Problem to solve:
Give every entry again, unchanged, and leave its images out.

(Collection entries)
## Begin

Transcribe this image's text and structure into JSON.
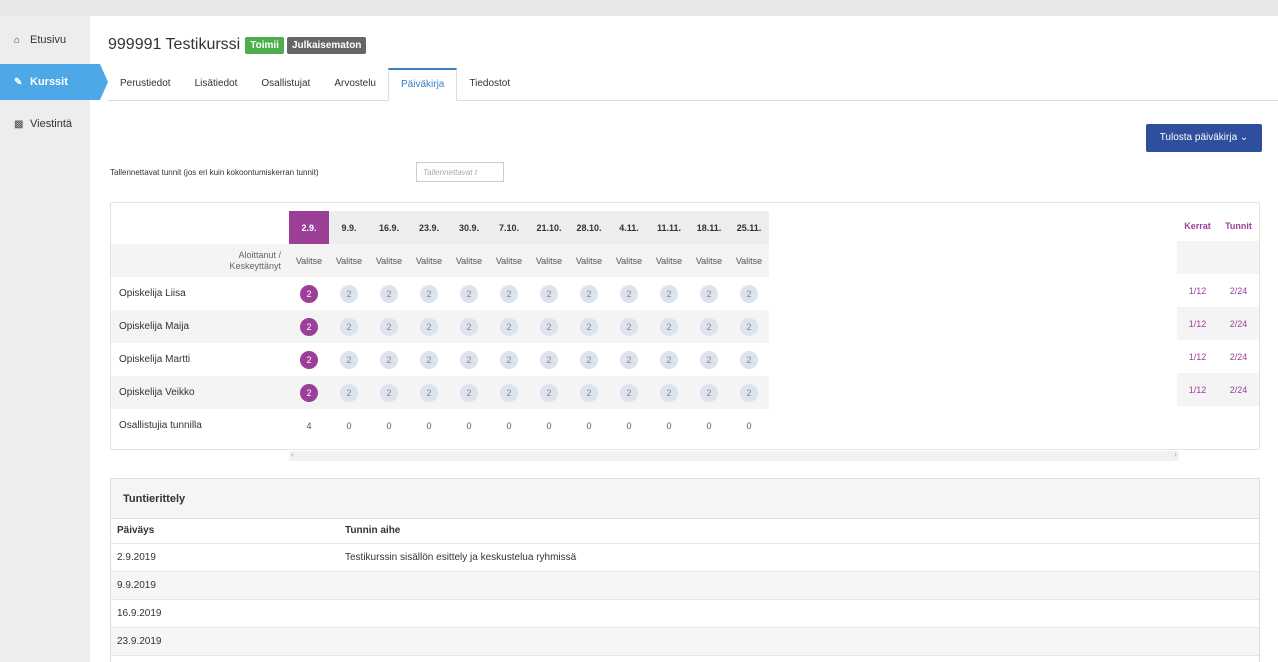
{
  "sidebar": {
    "items": [
      {
        "label": "Etusivu",
        "icon": "home-icon",
        "active": false
      },
      {
        "label": "Kurssit",
        "icon": "pencil-icon",
        "active": true
      },
      {
        "label": "Viestintä",
        "icon": "chat-icon",
        "active": false
      }
    ]
  },
  "header": {
    "title": "999991 Testikurssi",
    "badge_status": "Toimii",
    "badge_publish": "Julkaisematon"
  },
  "tabs": [
    "Perustiedot",
    "Lisätiedot",
    "Osallistujat",
    "Arvostelu",
    "Päiväkirja",
    "Tiedostot"
  ],
  "active_tab": "Päiväkirja",
  "print_button": "Tulosta päiväkirja ⌄",
  "hours": {
    "label": "Tallennettavat tunnit (jos eri kuin kokoontumiskerran tunnit)",
    "placeholder": "Tallennettavat t"
  },
  "attendance": {
    "dates": [
      "2.9.",
      "9.9.",
      "16.9.",
      "23.9.",
      "30.9.",
      "7.10.",
      "21.10.",
      "28.10.",
      "4.11.",
      "11.11.",
      "18.11.",
      "25.11."
    ],
    "selected_date": "2.9.",
    "status_label_1": "Aloittanut /",
    "status_label_2": "Keskeyttänyt",
    "select_label": "Valitse",
    "students": [
      {
        "name": "Opiskelija Liisa",
        "marks": [
          "2",
          "2",
          "2",
          "2",
          "2",
          "2",
          "2",
          "2",
          "2",
          "2",
          "2",
          "2"
        ],
        "kerrat": "1/12",
        "tunnit": "2/24"
      },
      {
        "name": "Opiskelija Maija",
        "marks": [
          "2",
          "2",
          "2",
          "2",
          "2",
          "2",
          "2",
          "2",
          "2",
          "2",
          "2",
          "2"
        ],
        "kerrat": "1/12",
        "tunnit": "2/24"
      },
      {
        "name": "Opiskelija Martti",
        "marks": [
          "2",
          "2",
          "2",
          "2",
          "2",
          "2",
          "2",
          "2",
          "2",
          "2",
          "2",
          "2"
        ],
        "kerrat": "1/12",
        "tunnit": "2/24"
      },
      {
        "name": "Opiskelija Veikko",
        "marks": [
          "2",
          "2",
          "2",
          "2",
          "2",
          "2",
          "2",
          "2",
          "2",
          "2",
          "2",
          "2"
        ],
        "kerrat": "1/12",
        "tunnit": "2/24"
      }
    ],
    "totals_label": "Osallistujia tunnilla",
    "totals": [
      "4",
      "0",
      "0",
      "0",
      "0",
      "0",
      "0",
      "0",
      "0",
      "0",
      "0",
      "0"
    ],
    "kerrat_header": "Kerrat",
    "tunnit_header": "Tunnit",
    "scroll_left": "‹",
    "scroll_right": "›"
  },
  "tuntierittely": {
    "title": "Tuntierittely",
    "col_date": "Päiväys",
    "col_topic": "Tunnin aihe",
    "rows": [
      {
        "date": "2.9.2019",
        "topic": "Testikurssin sisällön esittely ja keskustelua ryhmissä"
      },
      {
        "date": "9.9.2019",
        "topic": ""
      },
      {
        "date": "16.9.2019",
        "topic": ""
      },
      {
        "date": "23.9.2019",
        "topic": ""
      }
    ]
  },
  "colors": {
    "accent": "#9c3f97",
    "sidebar_active": "#4ea8e8",
    "primary_button": "#2d4f9e",
    "badge_green": "#4cae4c",
    "badge_gray": "#666666"
  }
}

## End

Correct response:
Transcribe this image's text and structure into JSON.
{
  "sidebar": {
    "items": [
      {
        "label": "Etusivu",
        "icon": "home-icon",
        "active": false
      },
      {
        "label": "Kurssit",
        "icon": "pencil-icon",
        "active": true
      },
      {
        "label": "Viestintä",
        "icon": "chat-icon",
        "active": false
      }
    ]
  },
  "header": {
    "title": "999991 Testikurssi",
    "badge_status": "Toimii",
    "badge_publish": "Julkaisematon"
  },
  "tabs": [
    "Perustiedot",
    "Lisätiedot",
    "Osallistujat",
    "Arvostelu",
    "Päiväkirja",
    "Tiedostot"
  ],
  "active_tab": "Päiväkirja",
  "print_button": "Tulosta päiväkirja ⌄",
  "hours": {
    "label": "Tallennettavat tunnit (jos eri kuin kokoontumiskerran tunnit)",
    "placeholder": "Tallennettavat t"
  },
  "attendance": {
    "dates": [
      "2.9.",
      "9.9.",
      "16.9.",
      "23.9.",
      "30.9.",
      "7.10.",
      "21.10.",
      "28.10.",
      "4.11.",
      "11.11.",
      "18.11.",
      "25.11."
    ],
    "selected_date": "2.9.",
    "status_label_1": "Aloittanut /",
    "status_label_2": "Keskeyttänyt",
    "select_label": "Valitse",
    "students": [
      {
        "name": "Opiskelija Liisa",
        "marks": [
          "2",
          "2",
          "2",
          "2",
          "2",
          "2",
          "2",
          "2",
          "2",
          "2",
          "2",
          "2"
        ],
        "kerrat": "1/12",
        "tunnit": "2/24"
      },
      {
        "name": "Opiskelija Maija",
        "marks": [
          "2",
          "2",
          "2",
          "2",
          "2",
          "2",
          "2",
          "2",
          "2",
          "2",
          "2",
          "2"
        ],
        "kerrat": "1/12",
        "tunnit": "2/24"
      },
      {
        "name": "Opiskelija Martti",
        "marks": [
          "2",
          "2",
          "2",
          "2",
          "2",
          "2",
          "2",
          "2",
          "2",
          "2",
          "2",
          "2"
        ],
        "kerrat": "1/12",
        "tunnit": "2/24"
      },
      {
        "name": "Opiskelija Veikko",
        "marks": [
          "2",
          "2",
          "2",
          "2",
          "2",
          "2",
          "2",
          "2",
          "2",
          "2",
          "2",
          "2"
        ],
        "kerrat": "1/12",
        "tunnit": "2/24"
      }
    ],
    "totals_label": "Osallistujia tunnilla",
    "totals": [
      "4",
      "0",
      "0",
      "0",
      "0",
      "0",
      "0",
      "0",
      "0",
      "0",
      "0",
      "0"
    ],
    "kerrat_header": "Kerrat",
    "tunnit_header": "Tunnit",
    "scroll_left": "‹",
    "scroll_right": "›"
  },
  "tuntierittely": {
    "title": "Tuntierittely",
    "col_date": "Päiväys",
    "col_topic": "Tunnin aihe",
    "rows": [
      {
        "date": "2.9.2019",
        "topic": "Testikurssin sisällön esittely ja keskustelua ryhmissä"
      },
      {
        "date": "9.9.2019",
        "topic": ""
      },
      {
        "date": "16.9.2019",
        "topic": ""
      },
      {
        "date": "23.9.2019",
        "topic": ""
      }
    ]
  },
  "colors": {
    "accent": "#9c3f97",
    "sidebar_active": "#4ea8e8",
    "primary_button": "#2d4f9e",
    "badge_green": "#4cae4c",
    "badge_gray": "#666666"
  }
}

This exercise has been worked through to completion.